DATA SECTION:

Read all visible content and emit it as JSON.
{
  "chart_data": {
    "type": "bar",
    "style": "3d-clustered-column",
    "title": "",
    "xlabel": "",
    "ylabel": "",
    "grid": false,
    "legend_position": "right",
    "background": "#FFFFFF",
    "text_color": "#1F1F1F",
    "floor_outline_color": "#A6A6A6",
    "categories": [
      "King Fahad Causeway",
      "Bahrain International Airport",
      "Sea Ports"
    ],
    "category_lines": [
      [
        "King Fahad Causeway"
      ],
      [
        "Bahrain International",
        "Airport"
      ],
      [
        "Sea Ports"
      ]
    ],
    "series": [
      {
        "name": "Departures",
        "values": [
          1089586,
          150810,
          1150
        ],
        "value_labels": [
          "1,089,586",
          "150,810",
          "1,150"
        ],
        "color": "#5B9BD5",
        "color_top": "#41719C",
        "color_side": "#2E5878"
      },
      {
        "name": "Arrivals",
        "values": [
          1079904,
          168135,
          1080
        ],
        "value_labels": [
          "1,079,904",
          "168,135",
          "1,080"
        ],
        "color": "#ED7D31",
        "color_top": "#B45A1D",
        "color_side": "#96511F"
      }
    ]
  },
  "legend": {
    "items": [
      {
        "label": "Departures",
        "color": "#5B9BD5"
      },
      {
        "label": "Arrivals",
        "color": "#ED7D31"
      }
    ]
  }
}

==

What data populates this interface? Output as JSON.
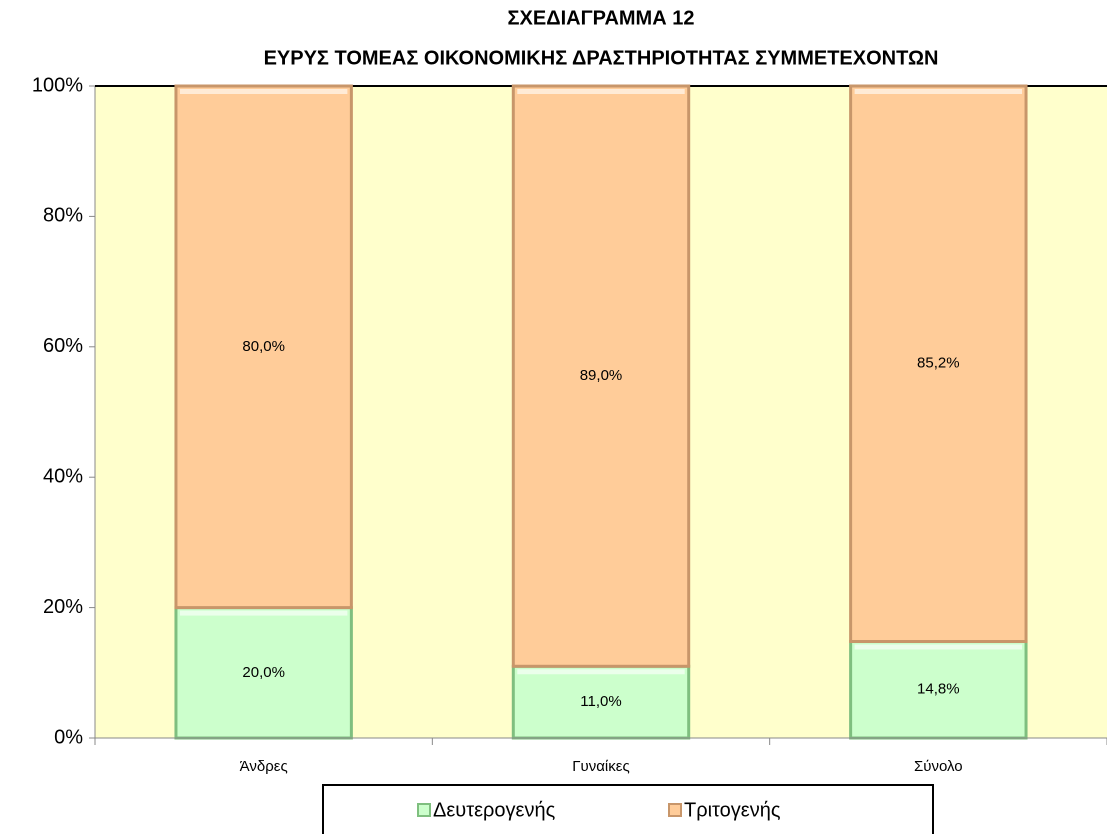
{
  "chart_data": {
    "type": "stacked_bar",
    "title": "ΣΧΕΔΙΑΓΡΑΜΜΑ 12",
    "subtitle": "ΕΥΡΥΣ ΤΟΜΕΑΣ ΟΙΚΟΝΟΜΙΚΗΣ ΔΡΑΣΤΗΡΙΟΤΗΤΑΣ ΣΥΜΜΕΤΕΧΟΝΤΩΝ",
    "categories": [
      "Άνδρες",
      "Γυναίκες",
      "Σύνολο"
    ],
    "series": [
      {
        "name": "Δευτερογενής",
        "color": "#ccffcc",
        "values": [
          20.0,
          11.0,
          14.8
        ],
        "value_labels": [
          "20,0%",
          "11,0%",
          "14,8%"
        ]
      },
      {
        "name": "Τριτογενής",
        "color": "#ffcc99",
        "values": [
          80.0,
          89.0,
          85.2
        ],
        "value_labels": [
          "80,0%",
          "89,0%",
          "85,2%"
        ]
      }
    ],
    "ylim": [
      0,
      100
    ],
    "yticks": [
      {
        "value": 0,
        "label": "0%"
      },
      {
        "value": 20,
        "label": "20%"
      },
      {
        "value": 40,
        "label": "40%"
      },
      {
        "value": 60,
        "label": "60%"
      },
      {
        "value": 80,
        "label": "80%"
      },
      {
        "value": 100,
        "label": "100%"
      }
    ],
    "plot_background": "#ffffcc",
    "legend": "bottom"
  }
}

EXERCISE:
Pick out lines containing the word "Fahad", each one as written.

THE RESPONSE:
      "King Fahad Causeway",
        "King Fahad Causeway"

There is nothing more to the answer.